### Material for this task ###

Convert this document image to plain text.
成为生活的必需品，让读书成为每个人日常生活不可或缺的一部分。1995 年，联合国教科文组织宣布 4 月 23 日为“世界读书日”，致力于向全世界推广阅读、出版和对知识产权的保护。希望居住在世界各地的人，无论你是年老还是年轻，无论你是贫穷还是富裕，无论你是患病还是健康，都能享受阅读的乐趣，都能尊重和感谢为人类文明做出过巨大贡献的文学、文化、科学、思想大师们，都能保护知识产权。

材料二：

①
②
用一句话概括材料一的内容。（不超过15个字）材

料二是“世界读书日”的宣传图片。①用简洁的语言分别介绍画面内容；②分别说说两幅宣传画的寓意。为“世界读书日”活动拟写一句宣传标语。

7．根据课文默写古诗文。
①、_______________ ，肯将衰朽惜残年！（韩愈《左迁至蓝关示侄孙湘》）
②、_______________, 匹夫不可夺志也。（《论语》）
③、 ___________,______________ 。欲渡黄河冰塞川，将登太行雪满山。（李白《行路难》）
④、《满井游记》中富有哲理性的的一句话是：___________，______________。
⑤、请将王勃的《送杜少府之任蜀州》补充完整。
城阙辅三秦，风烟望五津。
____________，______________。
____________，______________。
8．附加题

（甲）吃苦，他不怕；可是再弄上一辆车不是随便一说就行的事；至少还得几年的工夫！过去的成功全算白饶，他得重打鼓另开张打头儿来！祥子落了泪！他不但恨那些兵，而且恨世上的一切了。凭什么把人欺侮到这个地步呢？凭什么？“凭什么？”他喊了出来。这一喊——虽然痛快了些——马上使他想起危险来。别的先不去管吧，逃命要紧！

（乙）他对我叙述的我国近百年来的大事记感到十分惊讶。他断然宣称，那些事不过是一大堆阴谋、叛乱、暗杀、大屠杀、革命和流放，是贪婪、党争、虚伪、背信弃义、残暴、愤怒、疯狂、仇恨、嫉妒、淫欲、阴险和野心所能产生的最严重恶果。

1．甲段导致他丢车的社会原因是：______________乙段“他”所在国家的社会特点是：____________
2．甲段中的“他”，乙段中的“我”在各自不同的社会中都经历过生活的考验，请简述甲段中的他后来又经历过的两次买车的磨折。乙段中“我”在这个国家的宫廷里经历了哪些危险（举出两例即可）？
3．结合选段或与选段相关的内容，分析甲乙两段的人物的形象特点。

###

Stated task:
Every line containing the string "世界读书日" must be listed.

Correct response:
成为生活的必需品，让读书成为每个人日常生活不可或缺的一部分。1995 年，联合国教科文组织宣布 4 月 23 日为“世界读书日”，致力于向全世界推广阅读、出版和对知识产权的保护。希望居住在世界各地的人，无论你是年老还是年轻，无论你是贫穷还是富裕，无论你是患病还是健康，都能享受阅读的乐趣，都能尊重和感谢为人类文明做出过巨大贡献的文学、文化、科学、思想大师们，都能保护知识产权。
料二是“世界读书日”的宣传图片。①用简洁的语言分别介绍画面内容；②分别说说两幅宣传画的寓意。为“世界读书日”活动拟写一句宣传标语。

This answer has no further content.